━━━ Entries shown ━━━

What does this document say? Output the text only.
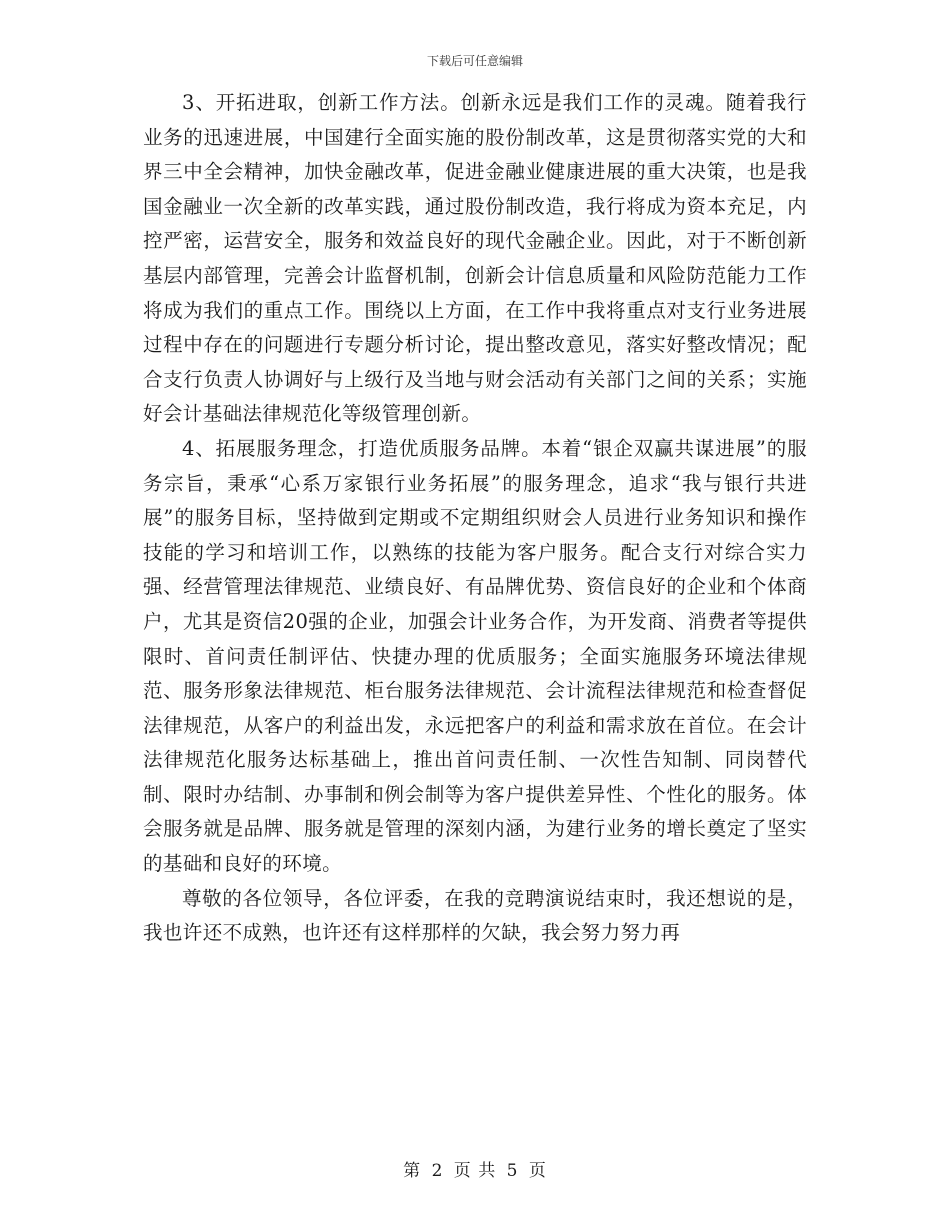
下载后可任意编辑

3、开拓进取，创新工作方法。创新永远是我们工作的灵魂。随着我行业务的迅速进展，中国建行全面实施的股份制改革，这是贯彻落实党的大和界三中全会精神，加快金融改革，促进金融业健康进展的重大决策，也是我国金融业一次全新的改革实践，通过股份制改造，我行将成为资本充足，内控严密，运营安全，服务和效益良好的现代金融企业。因此，对于不断创新基层内部管理，完善会计监督机制，创新会计信息质量和风险防范能力工作将成为我们的重点工作。围绕以上方面，在工作中我将重点对支行业务进展过程中存在的问题进行专题分析讨论，提出整改意见，落实好整改情况；配合支行负责人协调好与上级行及当地与财会活动有关部门之间的关系；实施好会计基础法律规范化等级管理创新。

4、拓展服务理念，打造优质服务品牌。本着“银企双赢共谋进展”的服务宗旨，秉承“心系万家银行业务拓展”的服务理念，追求“我与银行共进展”的服务目标，坚持做到定期或不定期组织财会人员进行业务知识和操作技能的学习和培训工作，以熟练的技能为客户服务。配合支行对综合实力强、经营管理法律规范、业绩良好、有品牌优势、资信良好的企业和个体商户，尤其是资信20强的企业，加强会计业务合作，为开发商、消费者等提供限时、首问责任制评估、快捷办理的优质服务；全面实施服务环境法律规范、服务形象法律规范、柜台服务法律规范、会计流程法律规范和检查督促法律规范，从客户的利益出发，永远把客户的利益和需求放在首位。在会计法律规范化服务达标基础上，推出首问责任制、一次性告知制、同岗替代制、限时办结制、办事制和例会制等为客户提供差异性、个性化的服务。体会服务就是品牌、服务就是管理的深刻内涵，为建行业务的增长奠定了坚实的基础和良好的环境。

尊敬的各位领导，各位评委，在我的竞聘演说结束时，我还想说的是，我也许还不成熟，也许还有这样那样的欠缺，我会努力努力再

第 2 页 共 5 页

━━━

Task directions |
Return all the entries word for word, but omit any pictures they contain.

Exercise result |
What does this document say? Output the text only.
下载后可任意编辑

3、开拓进取，创新工作方法。创新永远是我们工作的灵魂。随着我行业务的迅速进展，中国建行全面实施的股份制改革，这是贯彻落实党的大和界三中全会精神，加快金融改革，促进金融业健康进展的重大决策，也是我国金融业一次全新的改革实践，通过股份制改造，我行将成为资本充足，内控严密，运营安全，服务和效益良好的现代金融企业。因此，对于不断创新基层内部管理，完善会计监督机制，创新会计信息质量和风险防范能力工作将成为我们的重点工作。围绕以上方面，在工作中我将重点对支行业务进展过程中存在的问题进行专题分析讨论，提出整改意见，落实好整改情况；配合支行负责人协调好与上级行及当地与财会活动有关部门之间的关系；实施好会计基础法律规范化等级管理创新。

4、拓展服务理念，打造优质服务品牌。本着“银企双赢共谋进展”的服务宗旨，秉承“心系万家银行业务拓展”的服务理念，追求“我与银行共进展”的服务目标，坚持做到定期或不定期组织财会人员进行业务知识和操作技能的学习和培训工作，以熟练的技能为客户服务。配合支行对综合实力强、经营管理法律规范、业绩良好、有品牌优势、资信良好的企业和个体商户，尤其是资信20强的企业，加强会计业务合作，为开发商、消费者等提供限时、首问责任制评估、快捷办理的优质服务；全面实施服务环境法律规范、服务形象法律规范、柜台服务法律规范、会计流程法律规范和检查督促法律规范，从客户的利益出发，永远把客户的利益和需求放在首位。在会计法律规范化服务达标基础上，推出首问责任制、一次性告知制、同岗替代制、限时办结制、办事制和例会制等为客户提供差异性、个性化的服务。体会服务就是品牌、服务就是管理的深刻内涵，为建行业务的增长奠定了坚实的基础和良好的环境。

尊敬的各位领导，各位评委，在我的竞聘演说结束时，我还想说的是，我也许还不成熟，也许还有这样那样的欠缺，我会努力努力再

第 2 页 共 5 页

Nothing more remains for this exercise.